Provide nothing beyond the count of lines that include the string "last".

● **DATASET EXCERPTS**
---+---
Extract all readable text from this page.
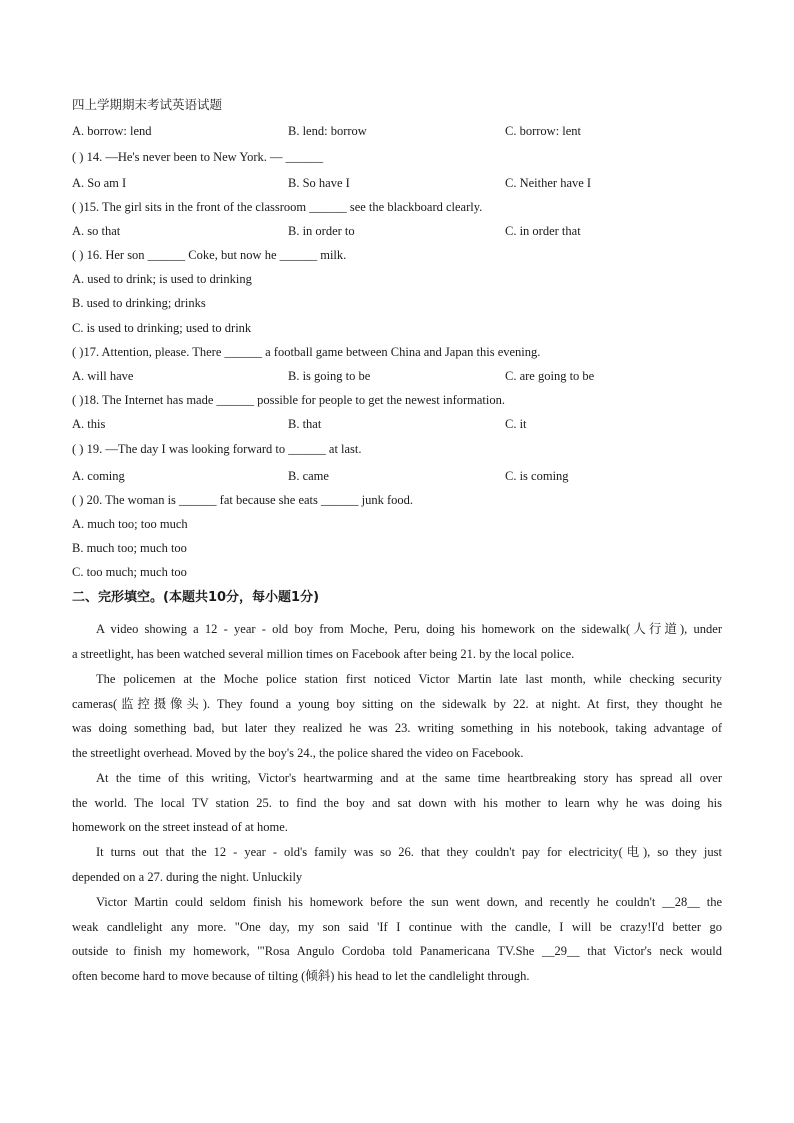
四上学期期末考试英语试题
A. borrow: lend	B. lend: borrow	C. borrow: lent
( ) 14. —He's never been to New York. — ______
A. So am I	B. So have I	C. Neither have I
( )15. The girl sits in the front of the classroom ______ see the blackboard clearly.
A. so that	B. in order to	C. in order that
( ) 16. Her son ______ Coke, but now he ______ milk.
A. used to drink; is used to drinking
B. used to drinking; drinks
C. is used to drinking; used to drink
( )17. Attention, please. There ______ a football game between China and Japan this evening.
A. will have	B. is going to be	C. are going to be
( )18. The Internet has made ______ possible for people to get the newest information.
A. this	B. that	C. it
( ) 19. —The day I was looking forward to ______ at last.
A. coming	B. came	C. is coming
( ) 20. The woman is ______ fat because she eats ______ junk food.
A. much too; too much
B. much too; much too
C. too much; much too
二、完形填空。(本题共10分，每小题1分)
A video showing a 12 - year - old boy from Moche, Peru, doing his homework on the sidewalk(人行道), under
a streetlight, has been watched several million times on Facebook after being 21. by the local police.
The policemen at the Moche police station first noticed Victor Martin late last month, while checking security
cameras(监控摄像头). They found a young boy sitting on the sidewalk by 22. at night. At first, they thought he
was doing something bad, but later they realized he was 23. writing something in his notebook, taking advantage of
the streetlight overhead. Moved by the boy's 24., the police shared the video on Facebook.
At the time of this writing, Victor's heartwarming and at the same time heartbreaking story has spread all over
the world. The local TV station 25. to find the boy and sat down with his mother to learn why he was doing his
homework on the street instead of at home.
It turns out that the 12 - year - old's family was so 26. that they couldn't pay for electricity(电), so they just
depended on a 27. during the night. Unluckily
Victor Martin could seldom finish his homework before the sun went down, and recently he couldn't __28__ the
weak candlelight any more. "One day, my son said 'If I continue with the candle, I will be crazy!I'd better go
outside to finish my homework, '"Rosa Angulo Cordoba told Panamericana TV.She __29__ that Victor's neck would
often become hard to move because of tilting (倾斜) his head to let the candlelight through.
---+---
● **EXERCISE ANSWER**
2